Fragmento del texto
......

El origen del nombre de Tandil está relacionado a un cacique indígena que habitaba en la zona. Sin embargo, también se cuenta que existía un río llamado de esa manera antes que el cacique. Otros hacen un estudio de los vocablos mapuches o araucanos, donde “lil” que podría ser una deformación de “dil” equivalente a roca o peñasco. En cuanto a “tan” se dice que deriva de “thau”, que significa nada menos que “latir”. Según los estudios realizados a tal fin, arribaron a la conclusión de que Tandil significa “piedra que late” en obvia referencia a la piedra movediza.

REMEMBRANZA
Transcurría el año 1962 en Ayacucho, entrando la primavera, cuando tuve un reencuentro con un amigo especial, que culminó con una cena pantagruélica, ni más ni menos que con Don Justiniano Reyes Dávila, que venía acompañado de Osiris Rodríguez Castillos, poeta, escrito, compositor, guitarrista, y cantor del género folklórico; ambos uruguayos. Reyes Dávila venía de la locución de radio Carve de Montevideo; humorista de los grandes y representantes de grandes editoriales argentinas y extranjeras, que dejó amigos y recuerdos inolvidables en Ayacucho (medía 1,68 y pesaba 130 kg). La noche transcurrió entre cuentos de buen humor y folklore de primera mano. Fue un encuentro amigable, profundo y memorable que no olvidaré jamás.

......

Entradas de cuadros delimitadores
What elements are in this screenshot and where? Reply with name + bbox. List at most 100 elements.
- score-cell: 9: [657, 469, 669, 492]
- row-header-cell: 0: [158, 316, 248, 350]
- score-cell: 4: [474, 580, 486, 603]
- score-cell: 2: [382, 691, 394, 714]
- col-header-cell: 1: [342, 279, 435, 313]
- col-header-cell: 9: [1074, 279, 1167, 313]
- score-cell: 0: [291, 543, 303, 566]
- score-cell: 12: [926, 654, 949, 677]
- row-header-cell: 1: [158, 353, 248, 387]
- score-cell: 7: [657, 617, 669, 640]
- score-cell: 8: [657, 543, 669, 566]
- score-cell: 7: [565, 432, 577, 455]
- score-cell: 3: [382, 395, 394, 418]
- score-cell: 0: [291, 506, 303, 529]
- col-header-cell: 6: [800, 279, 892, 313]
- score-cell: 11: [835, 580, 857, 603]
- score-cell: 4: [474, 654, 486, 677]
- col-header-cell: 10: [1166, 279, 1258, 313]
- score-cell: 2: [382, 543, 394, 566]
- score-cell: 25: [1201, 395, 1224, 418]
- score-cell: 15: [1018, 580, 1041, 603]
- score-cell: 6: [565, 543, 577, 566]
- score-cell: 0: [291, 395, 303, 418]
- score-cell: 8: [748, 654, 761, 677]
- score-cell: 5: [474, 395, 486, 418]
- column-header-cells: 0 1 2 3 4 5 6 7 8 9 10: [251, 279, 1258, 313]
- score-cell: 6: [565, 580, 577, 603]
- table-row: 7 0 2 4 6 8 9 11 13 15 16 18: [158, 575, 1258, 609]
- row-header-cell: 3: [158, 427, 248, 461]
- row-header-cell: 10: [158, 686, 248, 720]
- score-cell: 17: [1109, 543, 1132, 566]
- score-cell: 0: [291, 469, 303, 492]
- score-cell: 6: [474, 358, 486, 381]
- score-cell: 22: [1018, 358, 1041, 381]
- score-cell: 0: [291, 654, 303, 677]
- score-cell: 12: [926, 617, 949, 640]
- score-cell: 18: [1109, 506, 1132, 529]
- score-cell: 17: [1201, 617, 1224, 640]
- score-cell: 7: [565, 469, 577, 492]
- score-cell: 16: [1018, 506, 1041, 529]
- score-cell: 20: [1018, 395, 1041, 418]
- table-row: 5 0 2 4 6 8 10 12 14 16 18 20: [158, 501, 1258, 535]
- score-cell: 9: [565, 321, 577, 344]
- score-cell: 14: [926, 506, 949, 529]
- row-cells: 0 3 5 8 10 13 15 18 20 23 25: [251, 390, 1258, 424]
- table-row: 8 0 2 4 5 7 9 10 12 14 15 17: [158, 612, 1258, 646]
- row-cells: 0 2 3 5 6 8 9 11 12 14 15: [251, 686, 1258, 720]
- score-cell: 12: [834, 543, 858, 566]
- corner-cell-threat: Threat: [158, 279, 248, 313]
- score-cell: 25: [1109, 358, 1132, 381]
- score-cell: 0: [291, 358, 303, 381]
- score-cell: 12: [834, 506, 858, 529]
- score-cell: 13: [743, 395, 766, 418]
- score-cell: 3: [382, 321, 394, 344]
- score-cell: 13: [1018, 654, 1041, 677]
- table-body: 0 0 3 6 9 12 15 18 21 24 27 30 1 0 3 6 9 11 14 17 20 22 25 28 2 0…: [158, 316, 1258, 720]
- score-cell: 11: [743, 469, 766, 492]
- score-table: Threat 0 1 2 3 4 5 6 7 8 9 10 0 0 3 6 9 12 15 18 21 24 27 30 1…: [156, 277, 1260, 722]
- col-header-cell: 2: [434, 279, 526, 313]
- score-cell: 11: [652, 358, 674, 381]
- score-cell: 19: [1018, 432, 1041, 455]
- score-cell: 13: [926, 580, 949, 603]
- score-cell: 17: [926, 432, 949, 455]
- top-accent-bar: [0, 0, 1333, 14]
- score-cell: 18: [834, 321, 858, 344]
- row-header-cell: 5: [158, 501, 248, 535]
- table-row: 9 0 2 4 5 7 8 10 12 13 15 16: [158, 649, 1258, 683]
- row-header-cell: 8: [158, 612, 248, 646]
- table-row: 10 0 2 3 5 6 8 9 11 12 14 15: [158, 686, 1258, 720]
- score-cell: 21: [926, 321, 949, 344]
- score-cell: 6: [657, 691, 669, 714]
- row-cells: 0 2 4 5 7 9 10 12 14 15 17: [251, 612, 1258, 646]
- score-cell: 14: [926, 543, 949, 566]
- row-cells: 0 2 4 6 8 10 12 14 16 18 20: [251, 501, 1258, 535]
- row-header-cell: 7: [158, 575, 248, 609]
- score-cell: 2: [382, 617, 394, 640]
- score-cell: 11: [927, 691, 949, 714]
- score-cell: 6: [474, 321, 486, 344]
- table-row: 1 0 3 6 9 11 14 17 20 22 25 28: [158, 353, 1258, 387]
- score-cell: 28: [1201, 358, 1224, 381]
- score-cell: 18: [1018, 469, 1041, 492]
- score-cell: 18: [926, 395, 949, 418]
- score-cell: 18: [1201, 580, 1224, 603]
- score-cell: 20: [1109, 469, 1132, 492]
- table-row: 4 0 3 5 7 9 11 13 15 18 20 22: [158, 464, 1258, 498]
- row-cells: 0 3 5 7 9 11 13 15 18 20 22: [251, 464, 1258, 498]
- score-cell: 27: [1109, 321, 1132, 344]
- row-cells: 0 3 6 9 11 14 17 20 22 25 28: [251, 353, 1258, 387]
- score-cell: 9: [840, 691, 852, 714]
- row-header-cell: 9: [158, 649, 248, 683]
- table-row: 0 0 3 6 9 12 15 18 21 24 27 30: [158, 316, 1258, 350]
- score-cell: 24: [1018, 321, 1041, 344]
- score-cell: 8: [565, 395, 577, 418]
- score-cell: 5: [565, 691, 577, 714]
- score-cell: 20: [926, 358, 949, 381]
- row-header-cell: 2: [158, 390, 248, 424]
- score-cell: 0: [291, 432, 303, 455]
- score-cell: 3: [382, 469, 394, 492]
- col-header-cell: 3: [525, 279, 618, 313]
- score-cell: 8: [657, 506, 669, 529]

......

Consigna
Prolonga el texto sobre el nombre de Tandil y el recuerdo de Ayacucho a partir de su última oración.

Respuesta
En virtud de que el “gordo” (apodo que utilizábamos sus amigos) se encontraba radicado en la ciudad de Tandil, fue motivo para discurrir sobre la elección de su nueva residencia. Fue así que nos manifestó que había encontrado su lugar en el mundo. Y en ese ir y venir sobre la serranía, el clima, el potencial industrial, el crecimiento, su importancia agrícola ganadera, su crecimiento demográfico, mercantil, financiero, cultural, turístico; y al unísono los tres expresamos… ¡y la piedra movediza! Acto seguido nos hizo un amplio e interesante relato de la misma que nos dejó asombrados; además nos sorprendió al manifestarnos que tenía en su poder un folleto que contenía el artículo de Don Ricardo Rojas (poeta, dramaturgo, orador político e historiador) publicado en el diario La Nación al día siguiente de su caída intitulado La Piedra Muerta. Transcurrido un breve tiempo me lo hizo llegar, circunstancia que me permite en la actualidad transcribirlo literalmente.
El lector encontrará cambios léxicos-semánticos que responden a una actividad lingüística. La lengua está viva, las palabras cambian, se desarrollan, incluso mueren temporalmente y pueden renacer con otro significado adaptados al momento actual.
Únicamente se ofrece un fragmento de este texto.